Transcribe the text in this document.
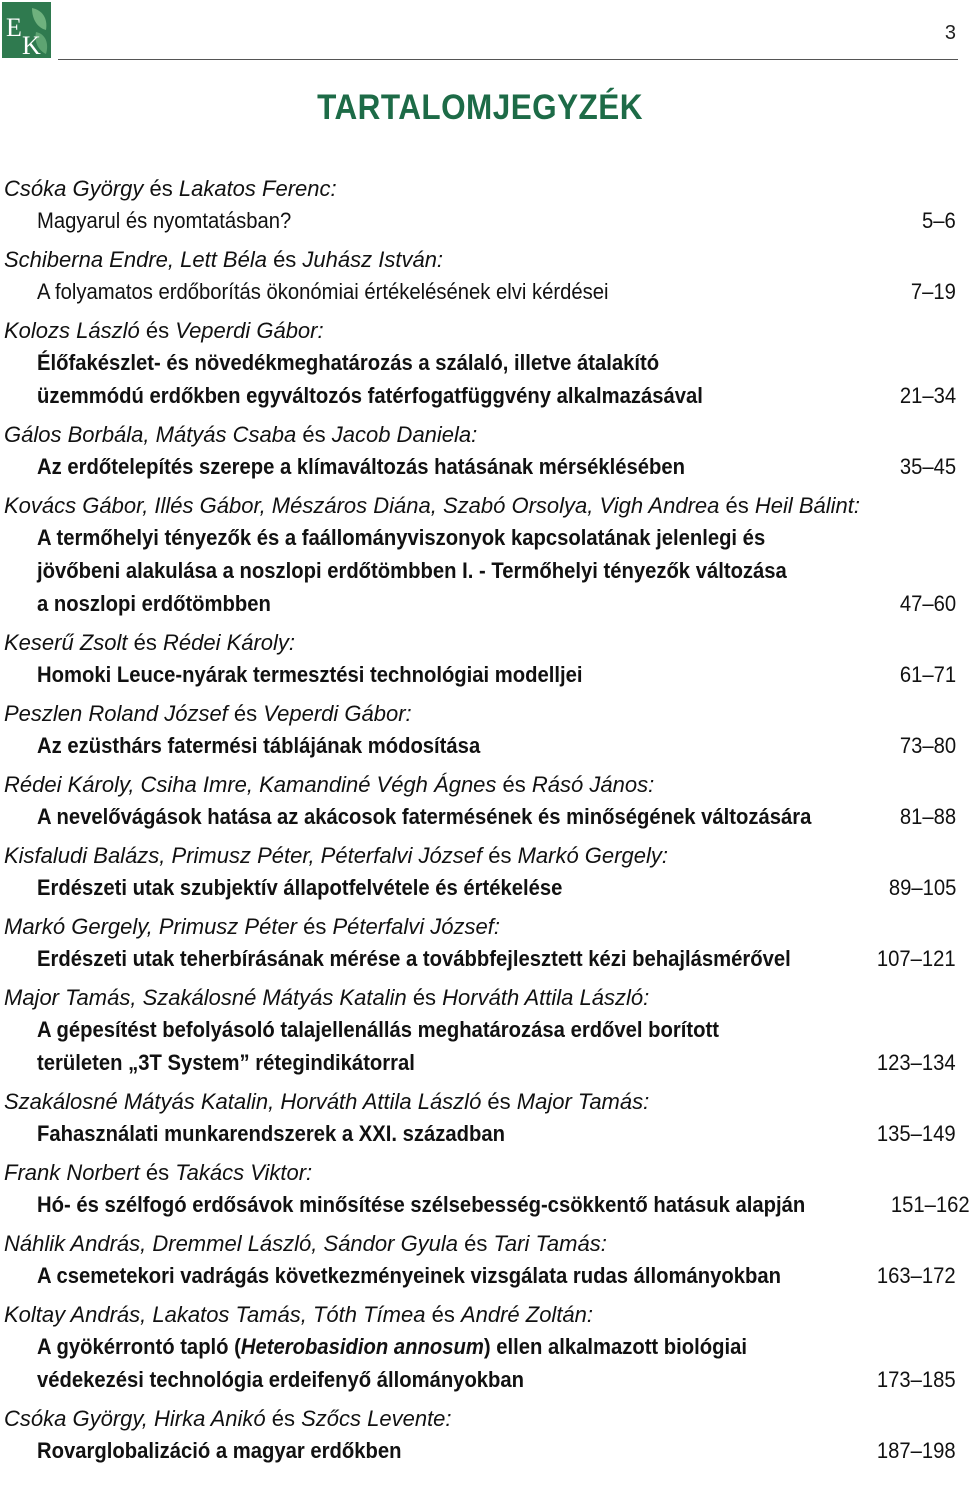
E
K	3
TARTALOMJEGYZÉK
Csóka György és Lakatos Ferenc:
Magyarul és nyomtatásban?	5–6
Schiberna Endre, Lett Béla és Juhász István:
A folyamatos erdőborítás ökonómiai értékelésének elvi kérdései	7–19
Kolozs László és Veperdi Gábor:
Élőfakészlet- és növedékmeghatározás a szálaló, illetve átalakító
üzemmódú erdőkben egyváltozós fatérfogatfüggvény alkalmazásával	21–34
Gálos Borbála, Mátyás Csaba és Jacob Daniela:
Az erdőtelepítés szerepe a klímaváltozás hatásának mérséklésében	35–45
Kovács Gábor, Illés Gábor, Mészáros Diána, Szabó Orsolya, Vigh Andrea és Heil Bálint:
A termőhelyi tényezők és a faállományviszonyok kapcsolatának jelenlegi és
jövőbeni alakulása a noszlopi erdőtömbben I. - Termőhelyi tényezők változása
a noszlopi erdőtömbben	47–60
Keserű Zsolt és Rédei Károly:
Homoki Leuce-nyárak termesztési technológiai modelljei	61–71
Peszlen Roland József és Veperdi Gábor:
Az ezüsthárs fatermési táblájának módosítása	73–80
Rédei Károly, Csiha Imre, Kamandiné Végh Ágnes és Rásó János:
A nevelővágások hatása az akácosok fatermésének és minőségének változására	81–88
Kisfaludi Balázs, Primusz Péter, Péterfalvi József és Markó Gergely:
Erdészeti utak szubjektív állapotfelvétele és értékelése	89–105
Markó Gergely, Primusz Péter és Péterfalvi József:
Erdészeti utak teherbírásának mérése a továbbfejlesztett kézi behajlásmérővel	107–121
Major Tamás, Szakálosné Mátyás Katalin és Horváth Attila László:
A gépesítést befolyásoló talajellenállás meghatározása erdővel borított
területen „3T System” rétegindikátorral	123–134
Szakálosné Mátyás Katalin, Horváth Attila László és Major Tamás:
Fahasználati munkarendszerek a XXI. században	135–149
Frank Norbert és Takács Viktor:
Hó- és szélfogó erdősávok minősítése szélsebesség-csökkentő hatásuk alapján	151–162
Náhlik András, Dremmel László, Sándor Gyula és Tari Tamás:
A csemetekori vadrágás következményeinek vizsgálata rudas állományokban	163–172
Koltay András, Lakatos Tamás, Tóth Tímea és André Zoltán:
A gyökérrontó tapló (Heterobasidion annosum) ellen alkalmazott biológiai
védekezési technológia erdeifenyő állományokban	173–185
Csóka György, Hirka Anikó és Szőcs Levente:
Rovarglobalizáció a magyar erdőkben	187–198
☆ ☆ ☆ ☆ ☆ ☆ ☆
(TASK INSTRUCTIONS)
Go through the records and copy each line with "Veperdi" in it.

(ANSWER FOR THE TASK)
Kolozs László és Veperdi Gábor:
Peszlen Roland József és Veperdi Gábor:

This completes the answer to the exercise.